> **WHAT IS ASKED**:
Collect each line holding the string "Scotian".

> **RECORDS FOR PROCESSING**:
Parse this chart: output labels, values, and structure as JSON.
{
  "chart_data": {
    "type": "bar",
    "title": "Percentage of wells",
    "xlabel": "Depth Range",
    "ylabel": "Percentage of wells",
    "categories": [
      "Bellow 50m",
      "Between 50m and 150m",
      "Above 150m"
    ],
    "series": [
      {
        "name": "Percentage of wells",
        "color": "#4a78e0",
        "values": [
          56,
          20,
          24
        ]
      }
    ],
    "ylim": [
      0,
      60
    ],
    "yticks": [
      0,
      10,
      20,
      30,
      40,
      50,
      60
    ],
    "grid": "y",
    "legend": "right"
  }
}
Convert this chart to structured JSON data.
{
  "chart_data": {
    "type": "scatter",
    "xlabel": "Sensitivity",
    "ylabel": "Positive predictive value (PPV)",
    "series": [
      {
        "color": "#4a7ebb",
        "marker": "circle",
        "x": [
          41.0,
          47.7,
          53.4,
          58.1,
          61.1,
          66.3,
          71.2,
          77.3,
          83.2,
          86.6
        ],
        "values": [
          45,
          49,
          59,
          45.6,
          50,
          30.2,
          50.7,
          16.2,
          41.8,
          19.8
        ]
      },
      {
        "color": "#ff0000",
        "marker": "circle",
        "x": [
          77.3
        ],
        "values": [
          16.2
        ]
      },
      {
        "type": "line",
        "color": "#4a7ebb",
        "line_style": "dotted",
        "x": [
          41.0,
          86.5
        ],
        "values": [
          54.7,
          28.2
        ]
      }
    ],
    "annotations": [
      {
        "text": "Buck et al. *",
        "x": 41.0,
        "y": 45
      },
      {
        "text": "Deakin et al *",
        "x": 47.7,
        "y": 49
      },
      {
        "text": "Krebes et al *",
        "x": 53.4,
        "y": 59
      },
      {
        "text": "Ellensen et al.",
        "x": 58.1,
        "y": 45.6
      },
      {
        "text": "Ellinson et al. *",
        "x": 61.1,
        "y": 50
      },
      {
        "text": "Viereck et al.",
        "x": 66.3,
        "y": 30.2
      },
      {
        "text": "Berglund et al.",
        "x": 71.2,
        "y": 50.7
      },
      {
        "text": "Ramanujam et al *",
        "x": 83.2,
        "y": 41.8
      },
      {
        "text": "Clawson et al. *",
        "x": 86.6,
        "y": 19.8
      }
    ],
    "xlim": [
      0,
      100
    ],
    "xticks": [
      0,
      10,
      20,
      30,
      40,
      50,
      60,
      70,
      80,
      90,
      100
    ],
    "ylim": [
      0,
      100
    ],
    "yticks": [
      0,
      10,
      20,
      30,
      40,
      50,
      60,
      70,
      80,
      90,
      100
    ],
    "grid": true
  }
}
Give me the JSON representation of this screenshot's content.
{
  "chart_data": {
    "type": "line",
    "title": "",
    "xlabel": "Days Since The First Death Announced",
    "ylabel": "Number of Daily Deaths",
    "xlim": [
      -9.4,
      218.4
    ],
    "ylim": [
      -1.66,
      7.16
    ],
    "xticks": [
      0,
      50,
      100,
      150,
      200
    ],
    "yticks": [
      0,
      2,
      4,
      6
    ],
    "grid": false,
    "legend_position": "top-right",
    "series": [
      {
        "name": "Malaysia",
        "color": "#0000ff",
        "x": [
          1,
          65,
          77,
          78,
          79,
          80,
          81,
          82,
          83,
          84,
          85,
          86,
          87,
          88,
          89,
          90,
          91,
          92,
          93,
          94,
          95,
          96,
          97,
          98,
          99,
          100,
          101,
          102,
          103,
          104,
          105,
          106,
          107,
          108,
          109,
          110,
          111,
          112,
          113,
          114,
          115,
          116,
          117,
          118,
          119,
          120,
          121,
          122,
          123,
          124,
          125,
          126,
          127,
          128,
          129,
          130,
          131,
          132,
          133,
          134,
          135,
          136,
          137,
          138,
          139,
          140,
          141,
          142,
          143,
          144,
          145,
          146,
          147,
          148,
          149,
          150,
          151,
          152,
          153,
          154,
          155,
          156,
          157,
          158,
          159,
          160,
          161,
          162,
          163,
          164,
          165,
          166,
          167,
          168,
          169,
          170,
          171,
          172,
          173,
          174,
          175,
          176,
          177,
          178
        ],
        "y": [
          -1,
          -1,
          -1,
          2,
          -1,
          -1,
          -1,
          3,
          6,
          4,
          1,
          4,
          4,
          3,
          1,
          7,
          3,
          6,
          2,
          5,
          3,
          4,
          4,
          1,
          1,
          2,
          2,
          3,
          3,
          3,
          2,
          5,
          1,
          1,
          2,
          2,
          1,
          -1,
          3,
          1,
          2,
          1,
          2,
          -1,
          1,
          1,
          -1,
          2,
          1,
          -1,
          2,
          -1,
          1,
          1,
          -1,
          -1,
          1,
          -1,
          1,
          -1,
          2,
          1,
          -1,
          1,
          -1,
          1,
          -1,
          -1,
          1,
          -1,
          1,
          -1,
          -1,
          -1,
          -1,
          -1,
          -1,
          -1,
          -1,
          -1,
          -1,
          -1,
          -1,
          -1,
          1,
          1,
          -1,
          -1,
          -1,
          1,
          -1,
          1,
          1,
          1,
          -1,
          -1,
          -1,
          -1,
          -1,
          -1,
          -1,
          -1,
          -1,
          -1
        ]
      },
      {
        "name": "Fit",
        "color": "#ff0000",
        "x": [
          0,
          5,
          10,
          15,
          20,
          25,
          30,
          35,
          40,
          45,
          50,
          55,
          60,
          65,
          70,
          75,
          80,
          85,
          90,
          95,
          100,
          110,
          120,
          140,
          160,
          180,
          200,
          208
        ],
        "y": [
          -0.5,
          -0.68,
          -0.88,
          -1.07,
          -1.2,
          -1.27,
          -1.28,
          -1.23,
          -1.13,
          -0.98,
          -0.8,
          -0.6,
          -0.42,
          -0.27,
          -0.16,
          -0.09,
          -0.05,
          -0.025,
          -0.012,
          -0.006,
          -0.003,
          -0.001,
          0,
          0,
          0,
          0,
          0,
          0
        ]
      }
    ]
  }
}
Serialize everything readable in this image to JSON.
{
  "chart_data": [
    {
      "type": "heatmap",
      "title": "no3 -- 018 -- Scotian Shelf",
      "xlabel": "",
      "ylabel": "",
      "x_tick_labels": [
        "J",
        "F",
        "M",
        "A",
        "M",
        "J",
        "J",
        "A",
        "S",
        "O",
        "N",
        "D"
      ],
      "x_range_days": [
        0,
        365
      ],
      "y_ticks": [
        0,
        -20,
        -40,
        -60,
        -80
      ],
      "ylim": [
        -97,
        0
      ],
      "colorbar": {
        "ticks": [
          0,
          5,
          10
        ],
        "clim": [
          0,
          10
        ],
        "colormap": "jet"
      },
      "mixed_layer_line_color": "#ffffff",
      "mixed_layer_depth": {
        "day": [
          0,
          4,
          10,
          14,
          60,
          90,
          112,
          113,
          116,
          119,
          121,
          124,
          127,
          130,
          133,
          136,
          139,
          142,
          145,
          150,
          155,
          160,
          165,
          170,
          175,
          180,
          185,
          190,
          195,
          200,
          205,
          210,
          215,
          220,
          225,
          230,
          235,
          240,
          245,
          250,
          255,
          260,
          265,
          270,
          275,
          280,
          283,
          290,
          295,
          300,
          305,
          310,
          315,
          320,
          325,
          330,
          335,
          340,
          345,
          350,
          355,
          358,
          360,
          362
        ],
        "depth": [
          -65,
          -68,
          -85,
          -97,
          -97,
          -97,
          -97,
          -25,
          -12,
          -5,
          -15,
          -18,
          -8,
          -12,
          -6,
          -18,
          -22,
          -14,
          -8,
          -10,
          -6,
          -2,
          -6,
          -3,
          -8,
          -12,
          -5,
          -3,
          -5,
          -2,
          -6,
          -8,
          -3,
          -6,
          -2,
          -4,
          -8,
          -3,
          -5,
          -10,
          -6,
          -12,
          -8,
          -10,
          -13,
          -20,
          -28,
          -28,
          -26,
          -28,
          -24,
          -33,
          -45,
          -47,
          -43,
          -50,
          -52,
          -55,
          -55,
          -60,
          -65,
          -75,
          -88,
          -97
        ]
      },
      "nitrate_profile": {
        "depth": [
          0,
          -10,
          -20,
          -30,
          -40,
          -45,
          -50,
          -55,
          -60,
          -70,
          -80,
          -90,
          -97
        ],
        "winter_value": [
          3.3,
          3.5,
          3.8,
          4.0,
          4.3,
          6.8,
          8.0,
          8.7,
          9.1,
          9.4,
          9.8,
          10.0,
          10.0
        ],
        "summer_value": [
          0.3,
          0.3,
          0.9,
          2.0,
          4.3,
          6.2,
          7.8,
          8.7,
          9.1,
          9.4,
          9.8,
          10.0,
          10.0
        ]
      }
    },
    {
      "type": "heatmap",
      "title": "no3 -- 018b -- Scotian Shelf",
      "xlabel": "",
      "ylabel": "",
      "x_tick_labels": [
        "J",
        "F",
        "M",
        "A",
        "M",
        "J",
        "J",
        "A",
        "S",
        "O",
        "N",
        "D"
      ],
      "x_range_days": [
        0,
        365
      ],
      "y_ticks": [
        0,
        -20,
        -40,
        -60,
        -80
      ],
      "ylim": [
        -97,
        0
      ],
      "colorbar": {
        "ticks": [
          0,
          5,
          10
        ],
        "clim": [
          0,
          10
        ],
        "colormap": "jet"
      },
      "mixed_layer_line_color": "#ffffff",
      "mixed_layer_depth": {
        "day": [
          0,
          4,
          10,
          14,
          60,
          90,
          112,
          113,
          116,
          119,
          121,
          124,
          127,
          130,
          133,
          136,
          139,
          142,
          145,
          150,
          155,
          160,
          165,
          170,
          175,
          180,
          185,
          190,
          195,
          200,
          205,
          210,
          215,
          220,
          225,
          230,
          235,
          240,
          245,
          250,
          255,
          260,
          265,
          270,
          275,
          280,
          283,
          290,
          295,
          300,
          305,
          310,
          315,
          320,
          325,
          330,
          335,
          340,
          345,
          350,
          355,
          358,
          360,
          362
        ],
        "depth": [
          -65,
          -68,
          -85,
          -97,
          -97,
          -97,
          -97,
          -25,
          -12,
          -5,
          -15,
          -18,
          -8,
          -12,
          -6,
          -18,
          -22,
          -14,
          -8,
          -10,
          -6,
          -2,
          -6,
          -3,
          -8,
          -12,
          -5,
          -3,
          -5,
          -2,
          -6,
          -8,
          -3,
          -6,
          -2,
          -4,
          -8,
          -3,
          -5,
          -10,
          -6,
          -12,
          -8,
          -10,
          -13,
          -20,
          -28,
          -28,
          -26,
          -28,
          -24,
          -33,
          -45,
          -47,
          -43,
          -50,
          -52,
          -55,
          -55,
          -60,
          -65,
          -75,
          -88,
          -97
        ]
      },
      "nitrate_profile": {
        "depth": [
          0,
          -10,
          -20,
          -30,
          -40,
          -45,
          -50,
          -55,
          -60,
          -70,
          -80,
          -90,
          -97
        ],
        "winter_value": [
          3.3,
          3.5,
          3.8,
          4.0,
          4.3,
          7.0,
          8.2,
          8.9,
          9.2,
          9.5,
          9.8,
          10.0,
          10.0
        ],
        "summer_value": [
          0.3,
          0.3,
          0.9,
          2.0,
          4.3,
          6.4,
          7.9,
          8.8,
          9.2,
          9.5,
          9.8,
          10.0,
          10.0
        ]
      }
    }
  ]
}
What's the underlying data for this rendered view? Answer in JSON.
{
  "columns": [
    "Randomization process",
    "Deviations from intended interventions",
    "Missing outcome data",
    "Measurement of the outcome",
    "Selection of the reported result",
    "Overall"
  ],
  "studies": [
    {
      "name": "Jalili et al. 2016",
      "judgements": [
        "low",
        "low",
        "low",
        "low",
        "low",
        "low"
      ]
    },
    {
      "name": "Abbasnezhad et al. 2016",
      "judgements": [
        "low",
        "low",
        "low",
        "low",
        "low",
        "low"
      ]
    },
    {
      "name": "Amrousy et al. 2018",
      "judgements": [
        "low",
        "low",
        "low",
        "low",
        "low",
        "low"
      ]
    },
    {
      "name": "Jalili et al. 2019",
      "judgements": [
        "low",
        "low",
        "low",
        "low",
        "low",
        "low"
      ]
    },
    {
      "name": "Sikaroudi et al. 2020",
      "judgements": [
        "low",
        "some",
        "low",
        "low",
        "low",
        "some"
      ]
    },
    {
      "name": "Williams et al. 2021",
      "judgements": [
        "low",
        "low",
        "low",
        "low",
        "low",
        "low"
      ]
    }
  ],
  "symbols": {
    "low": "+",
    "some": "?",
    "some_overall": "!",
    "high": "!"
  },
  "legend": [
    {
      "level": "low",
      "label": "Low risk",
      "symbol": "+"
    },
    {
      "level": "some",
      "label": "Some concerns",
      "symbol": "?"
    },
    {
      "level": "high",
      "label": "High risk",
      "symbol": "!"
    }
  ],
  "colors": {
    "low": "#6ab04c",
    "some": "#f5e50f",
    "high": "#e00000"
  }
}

> **RESPONSE BELOW**:
      "title": "no3 -- 018 -- Scotian Shelf",
      "title": "no3 -- 018b -- Scotian Shelf",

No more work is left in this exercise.